START MATERIAL FOR THIS EXERCISE

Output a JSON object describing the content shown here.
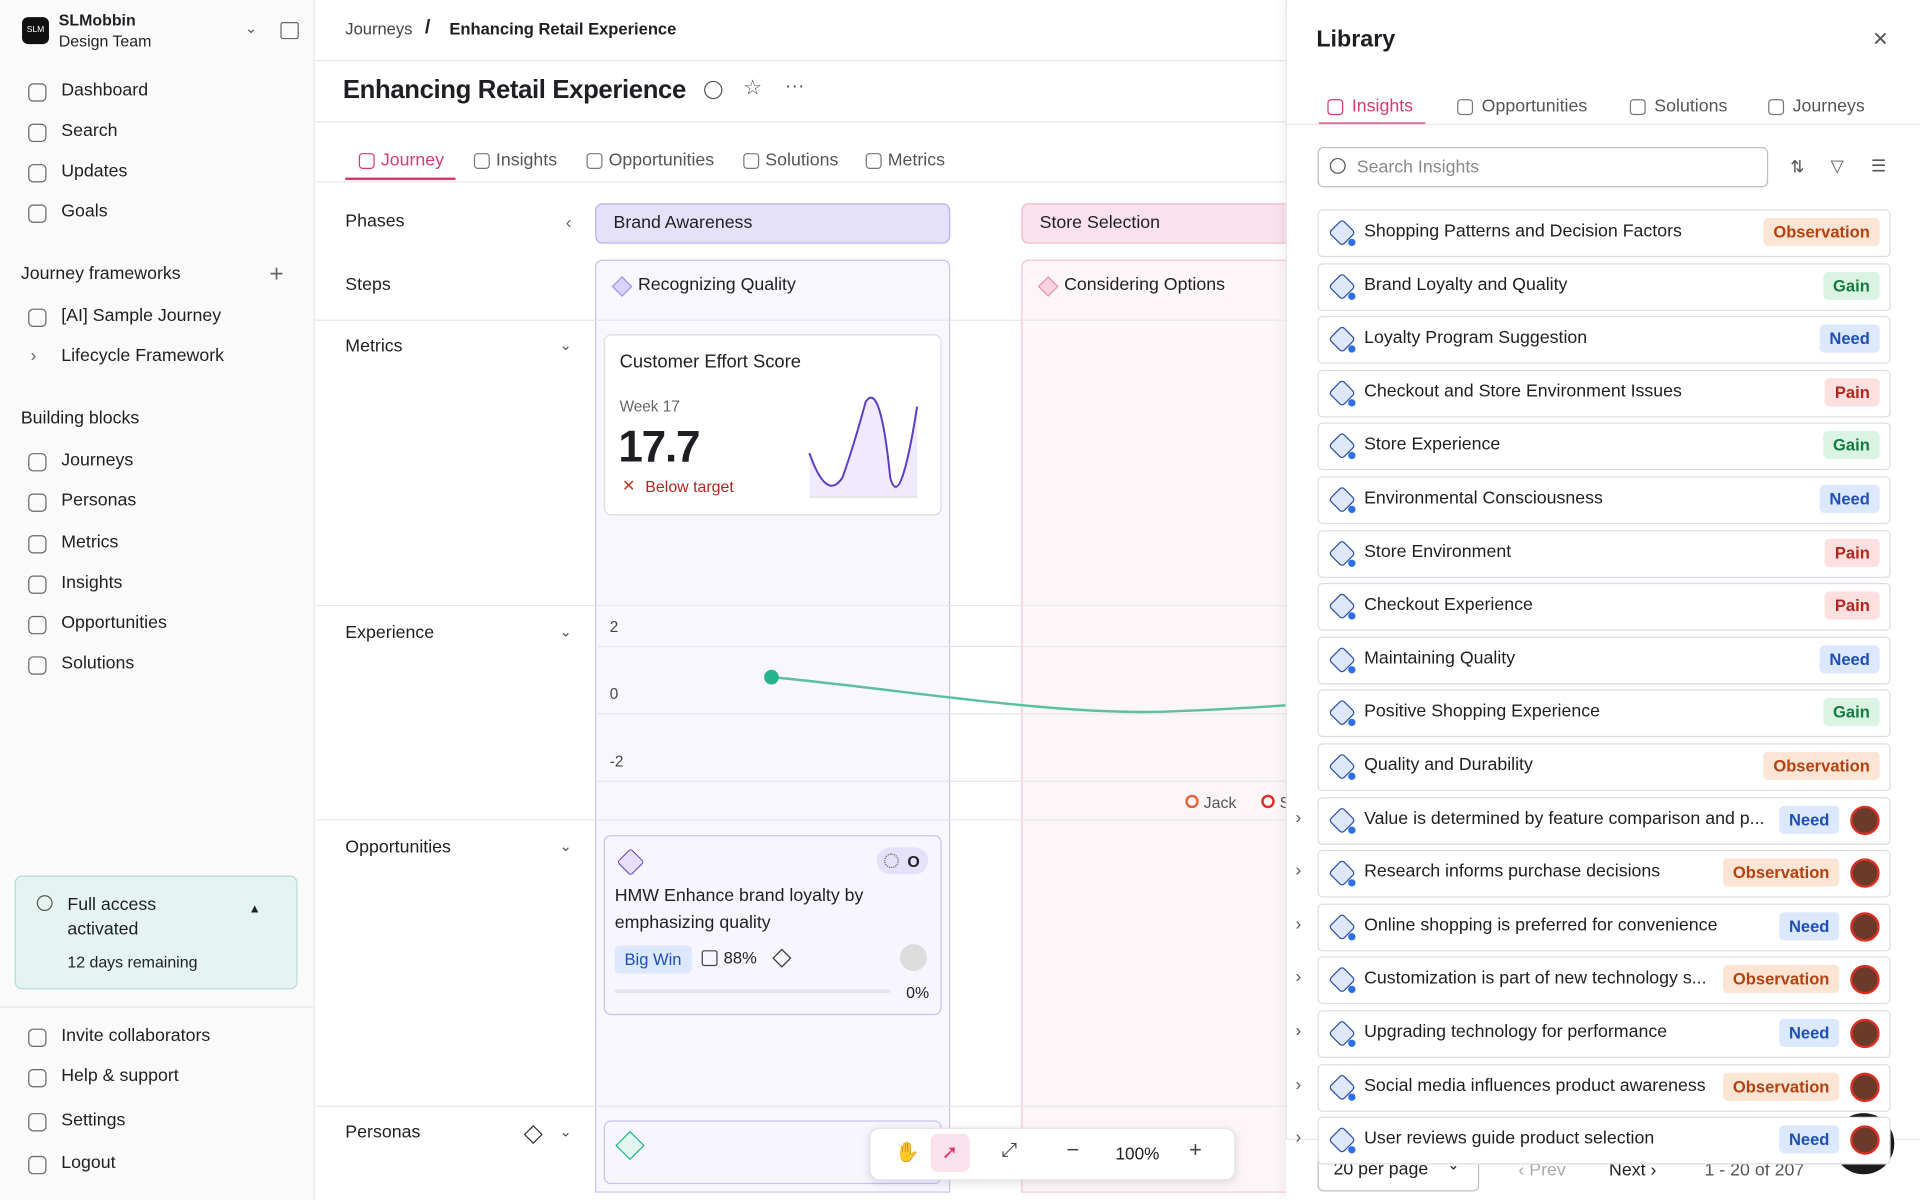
{
  "workspace": {
    "logo": "SLM",
    "name": "SLMobbin",
    "team": "Design Team"
  },
  "nav": [
    "Dashboard",
    "Search",
    "Updates",
    "Goals"
  ],
  "frameworks": {
    "title": "Journey frameworks",
    "items": [
      "[AI] Sample Journey",
      "Lifecycle Framework"
    ]
  },
  "blocks": {
    "title": "Building blocks",
    "items": [
      "Journeys",
      "Personas",
      "Metrics",
      "Insights",
      "Opportunities",
      "Solutions"
    ]
  },
  "access": {
    "title": "Full access activated",
    "remaining": "12 days remaining"
  },
  "footer_nav": [
    "Invite collaborators",
    "Help & support",
    "Settings",
    "Logout"
  ],
  "breadcrumb": {
    "parent": "Journeys",
    "separator": "/",
    "current": "Enhancing Retail Experience"
  },
  "page_title": "Enhancing Retail Experience",
  "tabs": [
    "Journey",
    "Insights",
    "Opportunities",
    "Solutions",
    "Metrics"
  ],
  "rows": [
    "Phases",
    "Steps",
    "Metrics",
    "Experience",
    "Opportunities",
    "Personas"
  ],
  "phases": [
    "Brand Awareness",
    "Store Selection"
  ],
  "steps": [
    "Recognizing Quality",
    "Considering Options"
  ],
  "metric_card": {
    "title": "Customer Effort Score",
    "period": "Week 17",
    "value": "17.7",
    "status": "Below target"
  },
  "experience": {
    "yticks": [
      2,
      0,
      -2
    ],
    "legend": [
      "Jack",
      "S"
    ]
  },
  "opportunity_card": {
    "badge": "O",
    "title": "HMW Enhance brand loyalty by emphasizing quality",
    "tag": "Big Win",
    "confidence": "88%",
    "progress": "0%"
  },
  "toolbar": {
    "zoom": "100%"
  },
  "library": {
    "title": "Library",
    "tabs": [
      "Insights",
      "Opportunities",
      "Solutions",
      "Journeys"
    ],
    "search_placeholder": "Search Insights",
    "items": [
      {
        "title": "Shopping Patterns and Decision Factors",
        "type": "Observation"
      },
      {
        "title": "Brand Loyalty and Quality",
        "type": "Gain"
      },
      {
        "title": "Loyalty Program Suggestion",
        "type": "Need"
      },
      {
        "title": "Checkout and Store Environment Issues",
        "type": "Pain"
      },
      {
        "title": "Store Experience",
        "type": "Gain"
      },
      {
        "title": "Environmental Consciousness",
        "type": "Need"
      },
      {
        "title": "Store Environment",
        "type": "Pain"
      },
      {
        "title": "Checkout Experience",
        "type": "Pain"
      },
      {
        "title": "Maintaining Quality",
        "type": "Need"
      },
      {
        "title": "Positive Shopping Experience",
        "type": "Gain"
      },
      {
        "title": "Quality and Durability",
        "type": "Observation"
      },
      {
        "title": "Value is determined by feature comparison and p...",
        "type": "Need",
        "expandable": true
      },
      {
        "title": "Research informs purchase decisions",
        "type": "Observation",
        "expandable": true
      },
      {
        "title": "Online shopping is preferred for convenience",
        "type": "Need",
        "expandable": true
      },
      {
        "title": "Customization is part of new technology s...",
        "type": "Observation",
        "expandable": true
      },
      {
        "title": "Upgrading technology for performance",
        "type": "Need",
        "expandable": true
      },
      {
        "title": "Social media influences product awareness",
        "type": "Observation",
        "expandable": true
      },
      {
        "title": "User reviews guide product selection",
        "type": "Need",
        "expandable": true
      }
    ],
    "per_page": "20 per page",
    "prev": "Prev",
    "next": "Next",
    "range": "1 - 20 of 207"
  }
}
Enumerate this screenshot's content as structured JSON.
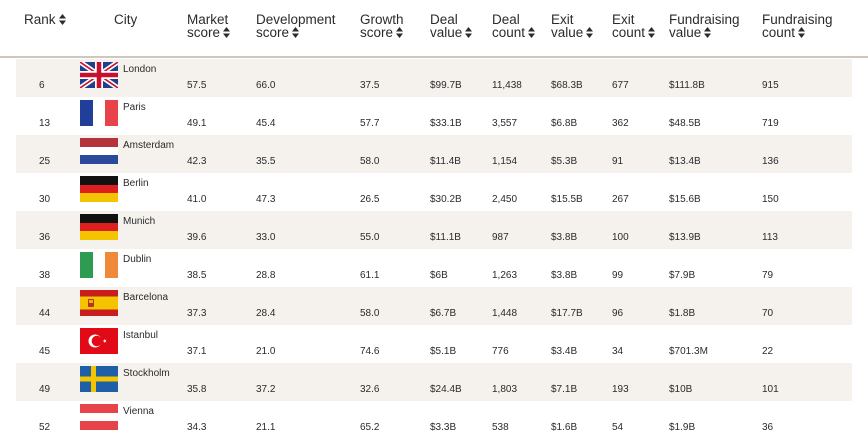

END MATERIAL FOR THIS EXERCISE

▸ TASK STATEMENT
Gather each line in these records that contains the string "Insights".

▸ COMPLETE OUTPUT
      "Insights",
    "Insights",
      "Insights",
    "search_placeholder": "Search Insights",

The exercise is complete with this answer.